**TEXTE FOURNI**
-=-=-=-=-
Lally-Tollendal disait aux Parisiens, le 15 juillet : « Dans les circonstances désastreuses qui viennent de se passer, nous n’avions pas cessé de partager vos douleurs ; mais nous avions aussi partagé votre ressentiment : il était juste. »

L’Assemblée nationale sollicita et obtint du roi, le 15 juillet, l’autorisation d’envoyer à Paris une députation qui se flattait de ramener l’ordre et le calme dans cette grande ville, alors en convulsion. Madame Bailly, toujours dominée par la crainte, essaya vainement de dissuader son mari de se joindre aux députés désignés. « Je ne suis pas fâché, disait naïvement le savant académicien, après une présidence qui a été applaudie, de me montrer à mes concitoyens. » Vous le voyez, Messieurs, Bailly met toujours le lecteur des Mémoires posthumes dans la confidence de ses plus secrets sentiments.
-=-=-=-=-
**OBJECTIFS**
1. Reproduisez un extrait du texte fourni, en commençant par « Lally-Tollendal disait aux » et en poursuivant jusqu'à « plus secrets sentiments. ».
2. Répondez aux questions suivantes d'après le texte fourni.
(a) À quelle date Lally-Tollendal s'adressa-t-il aux Parisiens ?
(b) De qui l'Assemblée nationale obtint-elle l'autorisation d'envoyer une députation à Paris ?
(c) Qui tenta de dissuader Bailly de se joindre aux députés désignés ?

**LISTING FOURNI**
-=-=-=-=-
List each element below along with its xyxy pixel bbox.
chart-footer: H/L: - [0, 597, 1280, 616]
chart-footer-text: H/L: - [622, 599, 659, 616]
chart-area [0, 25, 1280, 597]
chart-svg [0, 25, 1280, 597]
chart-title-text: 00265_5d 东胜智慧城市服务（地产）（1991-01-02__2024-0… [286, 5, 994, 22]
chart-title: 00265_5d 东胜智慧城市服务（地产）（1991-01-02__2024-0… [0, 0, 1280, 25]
-=-=-=-=-
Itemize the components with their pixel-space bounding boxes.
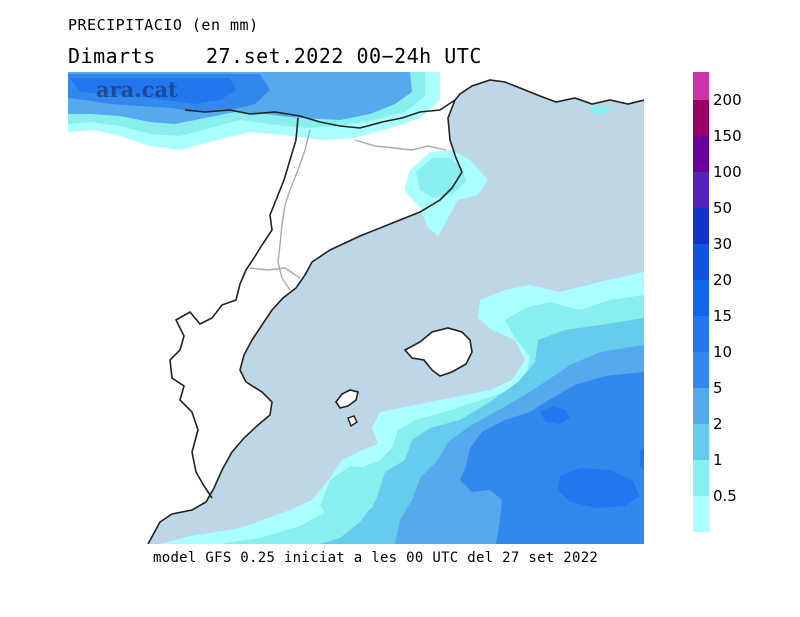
-=-=-=-=-
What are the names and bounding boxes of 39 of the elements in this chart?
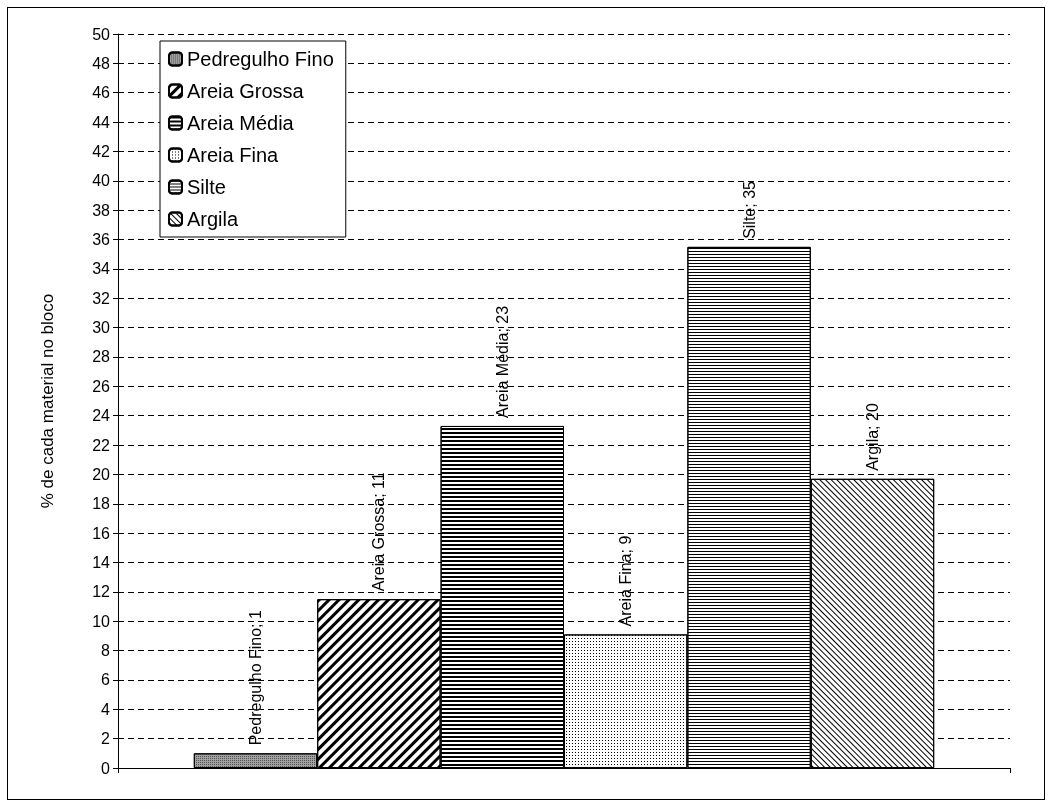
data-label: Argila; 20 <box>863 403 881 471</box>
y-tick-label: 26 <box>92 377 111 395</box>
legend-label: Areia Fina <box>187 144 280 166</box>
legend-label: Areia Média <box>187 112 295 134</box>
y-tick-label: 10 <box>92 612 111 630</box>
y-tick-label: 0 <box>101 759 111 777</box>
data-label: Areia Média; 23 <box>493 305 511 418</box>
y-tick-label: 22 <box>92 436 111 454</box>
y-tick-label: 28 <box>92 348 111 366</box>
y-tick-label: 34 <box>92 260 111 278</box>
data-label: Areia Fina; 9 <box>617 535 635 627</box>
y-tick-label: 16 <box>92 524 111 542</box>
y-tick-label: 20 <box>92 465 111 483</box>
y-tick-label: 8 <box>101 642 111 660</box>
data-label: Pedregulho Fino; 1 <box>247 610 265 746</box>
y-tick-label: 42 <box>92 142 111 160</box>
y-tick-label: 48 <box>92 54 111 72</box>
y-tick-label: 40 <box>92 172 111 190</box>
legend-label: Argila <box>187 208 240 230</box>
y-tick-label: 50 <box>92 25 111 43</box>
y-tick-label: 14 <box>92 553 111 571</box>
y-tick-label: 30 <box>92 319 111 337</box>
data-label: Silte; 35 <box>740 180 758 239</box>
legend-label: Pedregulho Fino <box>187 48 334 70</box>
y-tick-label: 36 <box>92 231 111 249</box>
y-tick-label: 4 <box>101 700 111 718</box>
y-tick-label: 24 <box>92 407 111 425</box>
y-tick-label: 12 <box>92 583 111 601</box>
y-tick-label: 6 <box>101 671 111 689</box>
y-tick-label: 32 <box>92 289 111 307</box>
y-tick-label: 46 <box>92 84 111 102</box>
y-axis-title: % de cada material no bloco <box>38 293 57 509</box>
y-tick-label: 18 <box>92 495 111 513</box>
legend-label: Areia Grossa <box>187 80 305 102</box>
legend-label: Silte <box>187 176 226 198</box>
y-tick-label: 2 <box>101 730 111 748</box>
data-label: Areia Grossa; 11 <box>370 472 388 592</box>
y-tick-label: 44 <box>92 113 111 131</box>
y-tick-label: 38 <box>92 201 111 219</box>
-=-=-=-=-
**RÉPONSES**
1.
Lally-Tollendal disait aux Parisiens, le 15 juillet : « Dans les circonstances désastreuses qui viennent de se passer, nous n’avions pas cessé de partager vos douleurs ; mais nous avions aussi partagé votre ressentiment : il était juste. »

L’Assemblée nationale sollicita et obtint du roi, le 15 juillet, l’autorisation d’envoyer à Paris une députation qui se flattait de ramener l’ordre et le calme dans cette grande ville, alors en convulsion. Madame Bailly, toujours dominée par la crainte, essaya vainement de dissuader son mari de se joindre aux députés désignés. « Je ne suis pas fâché, disait naïvement le savant académicien, après une présidence qui a été applaudie, de me montrer à mes concitoyens. » Vous le voyez, Messieurs, Bailly met toujours le lecteur des Mémoires posthumes dans la confidence de ses plus secrets sentiments.

2.
(a) Le 15 juillet.
(b) Du roi.
(c) Madame Bailly.